• TASK DESCRIPTION:
Find each line with the string "africa" and report it.

---+---

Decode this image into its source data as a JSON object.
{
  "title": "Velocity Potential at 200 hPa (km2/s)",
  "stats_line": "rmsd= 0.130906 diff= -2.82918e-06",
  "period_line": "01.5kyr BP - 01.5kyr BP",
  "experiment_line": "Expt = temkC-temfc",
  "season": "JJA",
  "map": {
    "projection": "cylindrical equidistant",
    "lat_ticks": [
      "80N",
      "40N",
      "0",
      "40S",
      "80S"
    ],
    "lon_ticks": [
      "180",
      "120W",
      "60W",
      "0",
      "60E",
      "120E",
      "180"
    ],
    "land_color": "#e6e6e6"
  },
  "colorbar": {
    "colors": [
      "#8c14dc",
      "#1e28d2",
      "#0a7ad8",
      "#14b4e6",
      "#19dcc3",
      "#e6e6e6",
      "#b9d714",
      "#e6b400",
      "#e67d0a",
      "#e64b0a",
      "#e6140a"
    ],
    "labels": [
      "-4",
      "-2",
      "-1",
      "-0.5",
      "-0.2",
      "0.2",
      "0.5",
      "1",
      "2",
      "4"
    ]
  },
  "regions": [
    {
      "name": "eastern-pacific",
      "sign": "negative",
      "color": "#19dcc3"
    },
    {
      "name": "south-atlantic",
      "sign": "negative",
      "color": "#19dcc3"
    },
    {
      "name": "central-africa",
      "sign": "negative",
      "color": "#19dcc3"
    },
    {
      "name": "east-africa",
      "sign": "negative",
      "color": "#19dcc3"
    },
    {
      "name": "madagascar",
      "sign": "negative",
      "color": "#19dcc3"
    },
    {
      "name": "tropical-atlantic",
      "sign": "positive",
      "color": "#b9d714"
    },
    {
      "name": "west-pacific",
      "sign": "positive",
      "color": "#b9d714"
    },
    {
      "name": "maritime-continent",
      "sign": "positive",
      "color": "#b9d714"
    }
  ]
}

---+---

• SOLVED EXERCISE:
      "name": "central-africa",
      "name": "east-africa",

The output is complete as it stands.